[Stored dataset items]
* begin *

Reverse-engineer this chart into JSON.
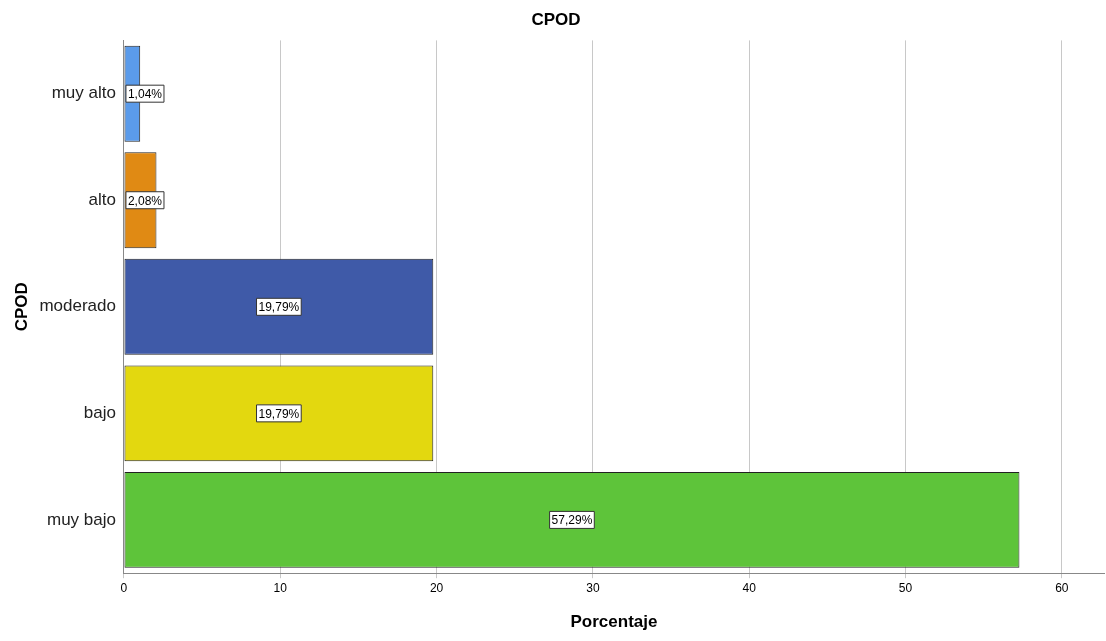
{
  "chart_data": {
    "type": "bar",
    "orientation": "horizontal",
    "title": "CPOD",
    "xlabel": "Porcentaje",
    "ylabel": "CPOD",
    "categories": [
      "muy alto",
      "alto",
      "moderado",
      "bajo",
      "muy bajo"
    ],
    "values": [
      1.04,
      2.08,
      19.79,
      19.79,
      57.29
    ],
    "colors": [
      "#5b9bea",
      "#e08a14",
      "#3f5aa8",
      "#e3d80f",
      "#5ec43a"
    ],
    "value_labels": [
      "1,04%",
      "2,08%",
      "19,79%",
      "19,79%",
      "57,29%"
    ],
    "xlim": [
      0,
      62.7
    ],
    "xticks": [
      0,
      10,
      20,
      30,
      40,
      50,
      60
    ],
    "grid": "x",
    "legend": false
  }
}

* end *

**What you will do:**
Apart from the pictures, the entries above are to be repeated in full and exactly.

**Answer to the exercise:**
Reverse-engineer this chart into JSON.
{
  "chart_data": {
    "type": "bar",
    "orientation": "horizontal",
    "title": "CPOD",
    "xlabel": "Porcentaje",
    "ylabel": "CPOD",
    "categories": [
      "muy alto",
      "alto",
      "moderado",
      "bajo",
      "muy bajo"
    ],
    "values": [
      1.04,
      2.08,
      19.79,
      19.79,
      57.29
    ],
    "colors": [
      "#5b9bea",
      "#e08a14",
      "#3f5aa8",
      "#e3d80f",
      "#5ec43a"
    ],
    "value_labels": [
      "1,04%",
      "2,08%",
      "19,79%",
      "19,79%",
      "57,29%"
    ],
    "xlim": [
      0,
      62.7
    ],
    "xticks": [
      0,
      10,
      20,
      30,
      40,
      50,
      60
    ],
    "grid": "x",
    "legend": false
  }
}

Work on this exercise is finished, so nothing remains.